Work required —
Find the line with "OCR this image.", then retype it and each later line through the last, exactly. Leave out pictures.

(Stored items)
____________________
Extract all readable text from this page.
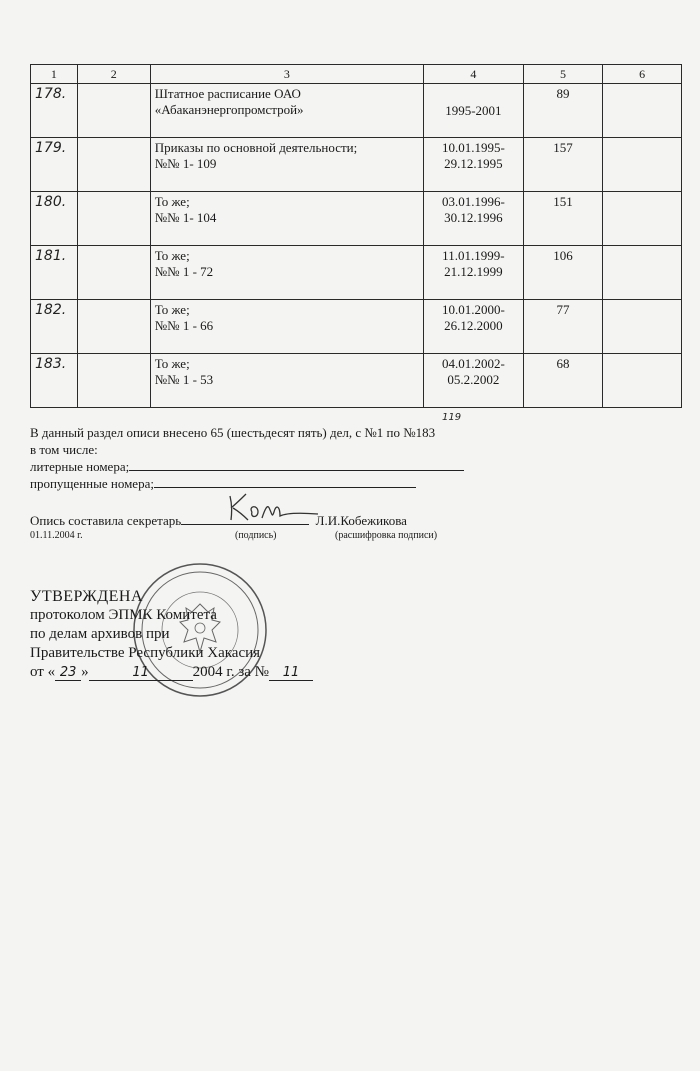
1	2	3	4	5	6
178.		Штатное расписание ОАО
«Абаканэнергопромстрой»	1995-2001	89	
179.		Приказы по основной деятельности;
№№ 1- 109	10.01.1995-
29.12.1995	157	
180.		То же;
№№ 1- 104	03.01.1996-
30.12.1996	151	
181.		То же;
№№ 1 - 72	11.01.1999-
21.12.1999	106	
182.		То же;
№№ 1 - 66	10.01.2000-
26.12.2000	77	
183.		То же;
№№ 1 - 53	04.01.2002-
05.2.2002	68	
119
В данный раздел описи внесено 65 (шестьдесят пять) дел, с №1 по №183
в том числе:
литерные номера;
пропущенные номера;
Опись составила секретарь	Л.И.Кобежикова
01.11.2004 г.	(подпись)	(расшифровка подписи)
УТВЕРЖДЕНА
протоколом ЭПМК Комитета
по делам архивов при
Правительстве Республики Хакасия
от « 23 »	11	2004 г. за № 11
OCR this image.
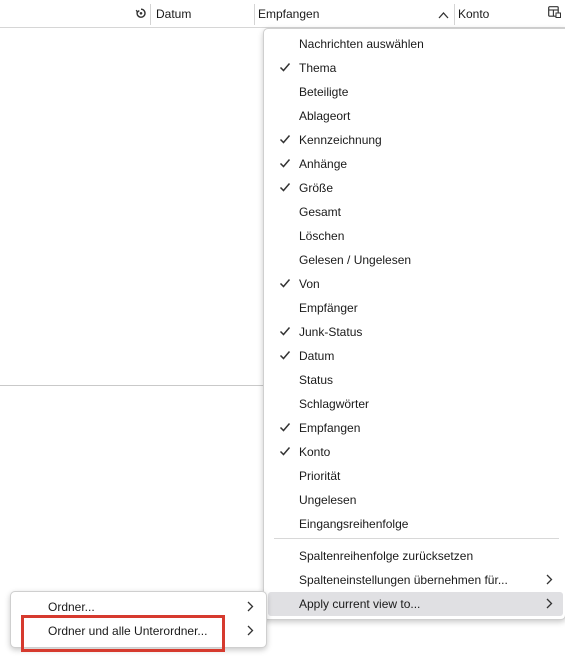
Datum	Empfangen	Konto
Eingangsreihenfolge
Ungelesen
Priorität
Konto
Empfangen
Schlagwörter
Status
Datum
Junk-Status
Empfänger
Von
Gelesen / Ungelesen
Löschen
Gesamt
Größe
Anhänge
Kennzeichnung
Ablageort
Beteiligte
Thema
Nachrichten auswählen
Spaltenreihenfolge zurücksetzen
Spalteneinstellungen übernehmen für...
Apply current view to...
Ordner...
Ordner und alle Unterordner...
____________________
In response —
OCR this image.
Datum	Empfangen	Konto
Eingangsreihenfolge
Ungelesen
Priorität
Konto
Empfangen
Schlagwörter
Status
Datum
Junk-Status
Empfänger
Von
Gelesen / Ungelesen
Löschen
Gesamt
Größe
Anhänge
Kennzeichnung
Ablageort
Beteiligte
Thema
Nachrichten auswählen
Spaltenreihenfolge zurücksetzen
Spalteneinstellungen übernehmen für...
Apply current view to...
Ordner...
Ordner und alle Unterordner...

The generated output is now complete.